** Begin Material for this exercise **

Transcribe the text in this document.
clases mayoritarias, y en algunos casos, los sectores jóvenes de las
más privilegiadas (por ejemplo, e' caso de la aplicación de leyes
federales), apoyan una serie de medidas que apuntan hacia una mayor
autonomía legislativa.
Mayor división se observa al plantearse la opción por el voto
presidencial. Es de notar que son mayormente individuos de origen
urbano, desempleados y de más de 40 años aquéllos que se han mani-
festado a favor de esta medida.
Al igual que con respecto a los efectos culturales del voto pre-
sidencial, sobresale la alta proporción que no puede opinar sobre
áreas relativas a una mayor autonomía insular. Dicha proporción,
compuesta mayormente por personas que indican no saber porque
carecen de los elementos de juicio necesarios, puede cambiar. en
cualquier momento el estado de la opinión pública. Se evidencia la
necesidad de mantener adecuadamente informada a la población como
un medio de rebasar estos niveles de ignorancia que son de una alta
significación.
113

** End Material for this exercise **

• What the exercise asks: Extract every line containing the string "alta" from the material.

• Final result:
sidencial, sobresale la alta proporción que no puede opinar sobre
un medio de rebasar estos niveles de ignorancia que son de una alta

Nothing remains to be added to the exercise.